#### [TEXTE FOURNI]

★ ★ ★

Je suis à la retraite depuis un an, et en retrait du “tout petit monde” sociologique depuis fort longtemps. Je n’ai aucun pouvoir, et ne cherche pas a en avoir. Dés lors le “maffesolisme”, ne pouvant être que machiavélien, est un pur fatasme qui, avant tout, interroge sur ceux qui s’en font les contempteurs. Seule m’intéresse l’oeuvre qu'il me reste à parfaire. Et il est vrai que je continue à publier et à être invité dans de nombreuses universités françaises et étrangères. Je suis, aussi, sollicité par de nombreus décideurs politiques, économiques, sociaux. Peut-on, dés lors, nommer avec une grande simplicité le fantasme dont je viens de parler : la jalousie.

Je m’étonne de ce que des collègues, en activité ou à la retraite, poussent des jeunes gens, dont l’un cherche à faire sa thèse sur “la galaxie de l’imaginaire” depuis 12 ans, (titre emprunté à un ouvrage collectif consacré à Gilbert Durand et que j’ai dirigé il y a vingt ans !) à perdre leur temps dans de telles entreprises. D’autant que ce “thésard” un peu attardé ne peut prétendre qu’il a été mal reçu par moi-même ou par les personnes qui travaillent sur l’imaginaire. En février 2014, soit trois mois avant de commettre cet acte malveillant, il m’adressait un message tout à fait aimable, me demandait mon aide pour accéder à une correspondance de Gilbert Durand, félicitait mon laboratoire pour le colloque consacré à ce dernier qu’il avait trouvé “”fructueux” !

La communauté des chercheurs en sciences humaines s'est déchaînée à cette occasion contre vous, parlant de "maffesolisme", de sectarisme et de votre proximité avec la droite. Avez-vous le sentiment que ces personnes vous font payer le prix de méthodes qu'elles jugent contestables, ou qu'elles s'attaquent tout simplement à ce que vous êtes ?

Michel Maffesoli : Je suis prêt et je l’ai toujours été à débattre du type de sociologie que je fais et des thèmes que je traite. J’ai organisé au début de ma carrière plusieurs colloques intitulés “Sociologies” avec un s, parce que pense qu’il y a en effet plusieurs types de sociologie. Dans la revue Sociétés nous publions effectivement des articles de chercheurs de mon centre et des nombreux centres d’études sur l’actuel et le quotidien qui se sont créés dans d’autres pays, mais nous publions aussi des articles de personnes dont nous ne connaissons pas le pedigree universitaire (ce que justement ce canular nous reproche aussi). Je fais remarquer aussi que nous recevons nombre de propositions d’articles, dont nous refusons la plupart qui ne nous paraissent pas présenter un intérêt sociologique.

★ ★ ★

#### [MATÉRIEL RECUEILLI]
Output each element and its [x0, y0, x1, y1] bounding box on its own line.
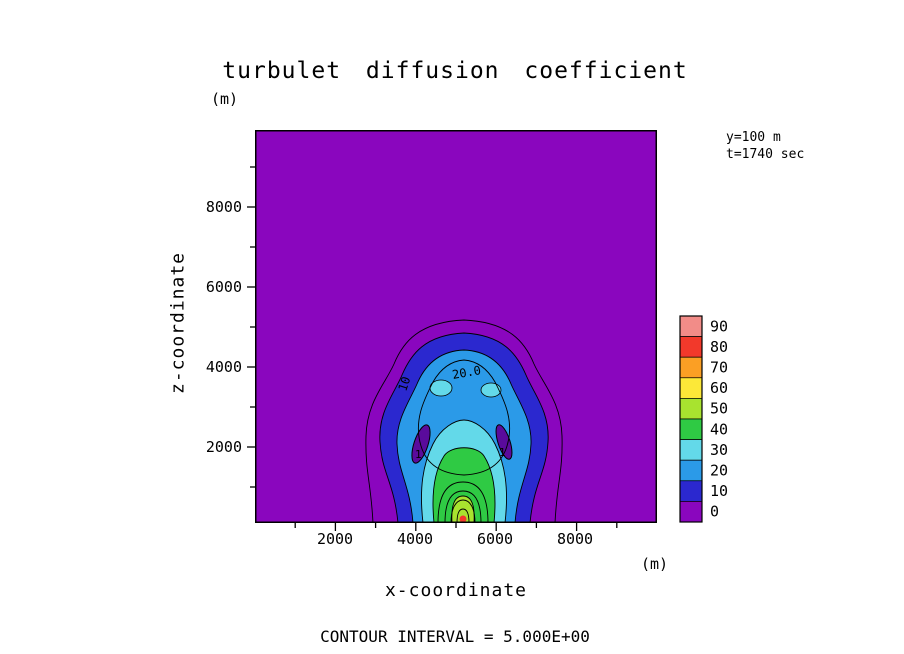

★ ★ ★

#### [CONSIGNE]
D'après le texte fourni, dans quelle revue Michel Maffesoli dit-il publier des articles de chercheurs de son centre ?

#### [RÉPONSE ATTENDUE]
Dans la revue Sociétés.